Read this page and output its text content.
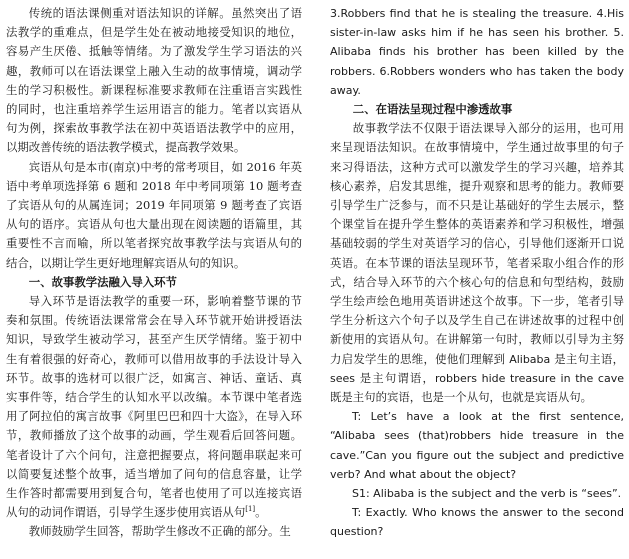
传统的语法课侧重对语法知识的详解。虽然突出了语法教学的重难点，但是学生处在被动地接受知识的地位，容易产生厌倦、抵触等情绪。为了激发学生学习语法的兴趣，教师可以在语法课堂上融入生动的故事情境，调动学生的学习积极性。新课程标准要求教师在注重语言实践性的同时，也注重培养学生运用语言的能力。笔者以宾语从句为例，探索故事教学法在初中英语语法教学中的应用，以期改善传统的语法教学模式，提高教学效果。

宾语从句是本市(南京)中考的常考项目，如 2016 年英语中考单项选择第 6 题和 2018 年中考同项第 10 题考查了宾语从句的从属连词；2019 年同项第 9 题考查了宾语从句的语序。宾语从句也大量出现在阅读题的语篇里，其重要性不言而喻，所以笔者探究故事教学法与宾语从句的结合，以期让学生更好地理解宾语从句的知识。

一、故事教学法融入导入环节

导入环节是语法教学的重要一环，影响着整节课的节奏和氛围。传统语法课常常会在导入环节就开始讲授语法知识，导致学生被动学习，甚至产生厌学情绪。鉴于初中生有着很强的好奇心，教师可以借用故事的手法设计导入环节。故事的选材可以很广泛，如寓言、神话、童话、真实事件等，结合学生的认知水平以改编。本节课中笔者选用了阿拉伯的寓言故事《阿里巴巴和四十大盗》，在导入环节，教师播放了这个故事的动画，学生观看后回答问题。笔者设计了六个问句，注意把握要点，将问题串联起来可以简要复述整个故事，适当增加了问句的信息容量，让学生作答时都需要用到复合句，笔者也使用了可以连接宾语从句的动词作谓语，引导学生逐步使用宾语从句[1]。

教师鼓励学生回答，帮助学生修改不正确的部分。生

3.Robbers find that he is stealing the treasure. 4.His sister-in-law asks him if he has seen his brother. 5. Alibaba finds his brother has been killed by the robbers. 6.Robbers wonders who has taken the body away.

二、在语法呈现过程中渗透故事

故事教学法不仅限于语法课导入部分的运用，也可用来呈现语法知识。在故事情境中，学生通过故事里的句子来习得语法，这种方式可以激发学生的学习兴趣，培养其核心素养，启发其思维，提升观察和思考的能力。教师要引导学生广泛参与，而不只是让基础好的学生去展示，整个课堂旨在提升学生整体的英语素养和学习积极性，增强基础较弱的学生对英语学习的信心，引导他们逐渐开口说英语。在本节课的语法呈现环节，笔者采取小组合作的形式，结合导入环节的六个核心句的信息和句型结构，鼓励学生绘声绘色地用英语讲述这个故事。下一步，笔者引导学生分析这六个句子以及学生自己在讲述故事的过程中创新使用的宾语从句。在讲解第一句时，教师以引导为主努力启发学生的思维，使他们理解到 Alibaba 是主句主语，sees 是主句谓语，robbers hide treasure in the cave 既是主句的宾语，也是一个从句，也就是宾语从句。

T: Let’s have a look at the first sentence, “Alibaba sees (that)robbers hide treasure in the cave.”Can you figure out the subject and predictive verb? And what about the object?

S1: Alibaba is the subject and the verb is “sees”.

T: Exactly. Who knows the answer to the second question?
^^^^^^^^
▶ Work instructions
Reproduce all entries exactly. Pictures do not belong in the copy.

▶ The response
Read this page and output its text content.
传统的语法课侧重对语法知识的详解。虽然突出了语法教学的重难点，但是学生处在被动地接受知识的地位，容易产生厌倦、抵触等情绪。为了激发学生学习语法的兴趣，教师可以在语法课堂上融入生动的故事情境，调动学生的学习积极性。新课程标准要求教师在注重语言实践性的同时，也注重培养学生运用语言的能力。笔者以宾语从句为例，探索故事教学法在初中英语语法教学中的应用，以期改善传统的语法教学模式，提高教学效果。

宾语从句是本市(南京)中考的常考项目，如 2016 年英语中考单项选择第 6 题和 2018 年中考同项第 10 题考查了宾语从句的从属连词；2019 年同项第 9 题考查了宾语从句的语序。宾语从句也大量出现在阅读题的语篇里，其重要性不言而喻，所以笔者探究故事教学法与宾语从句的结合，以期让学生更好地理解宾语从句的知识。

一、故事教学法融入导入环节

导入环节是语法教学的重要一环，影响着整节课的节奏和氛围。传统语法课常常会在导入环节就开始讲授语法知识，导致学生被动学习，甚至产生厌学情绪。鉴于初中生有着很强的好奇心，教师可以借用故事的手法设计导入环节。故事的选材可以很广泛，如寓言、神话、童话、真实事件等，结合学生的认知水平以改编。本节课中笔者选用了阿拉伯的寓言故事《阿里巴巴和四十大盗》，在导入环节，教师播放了这个故事的动画，学生观看后回答问题。笔者设计了六个问句，注意把握要点，将问题串联起来可以简要复述整个故事，适当增加了问句的信息容量，让学生作答时都需要用到复合句，笔者也使用了可以连接宾语从句的动词作谓语，引导学生逐步使用宾语从句[1]。

教师鼓励学生回答，帮助学生修改不正确的部分。生

3.Robbers find that he is stealing the treasure. 4.His sister-in-law asks him if he has seen his brother. 5. Alibaba finds his brother has been killed by the robbers. 6.Robbers wonders who has taken the body away.

二、在语法呈现过程中渗透故事

故事教学法不仅限于语法课导入部分的运用，也可用来呈现语法知识。在故事情境中，学生通过故事里的句子来习得语法，这种方式可以激发学生的学习兴趣，培养其核心素养，启发其思维，提升观察和思考的能力。教师要引导学生广泛参与，而不只是让基础好的学生去展示，整个课堂旨在提升学生整体的英语素养和学习积极性，增强基础较弱的学生对英语学习的信心，引导他们逐渐开口说英语。在本节课的语法呈现环节，笔者采取小组合作的形式，结合导入环节的六个核心句的信息和句型结构，鼓励学生绘声绘色地用英语讲述这个故事。下一步，笔者引导学生分析这六个句子以及学生自己在讲述故事的过程中创新使用的宾语从句。在讲解第一句时，教师以引导为主努力启发学生的思维，使他们理解到 Alibaba 是主句主语，sees 是主句谓语，robbers hide treasure in the cave 既是主句的宾语，也是一个从句，也就是宾语从句。

T: Let’s have a look at the first sentence, “Alibaba sees (that)robbers hide treasure in the cave.”Can you figure out the subject and predictive verb? And what about the object?

S1: Alibaba is the subject and the verb is “sees”.

T: Exactly. Who knows the answer to the second question?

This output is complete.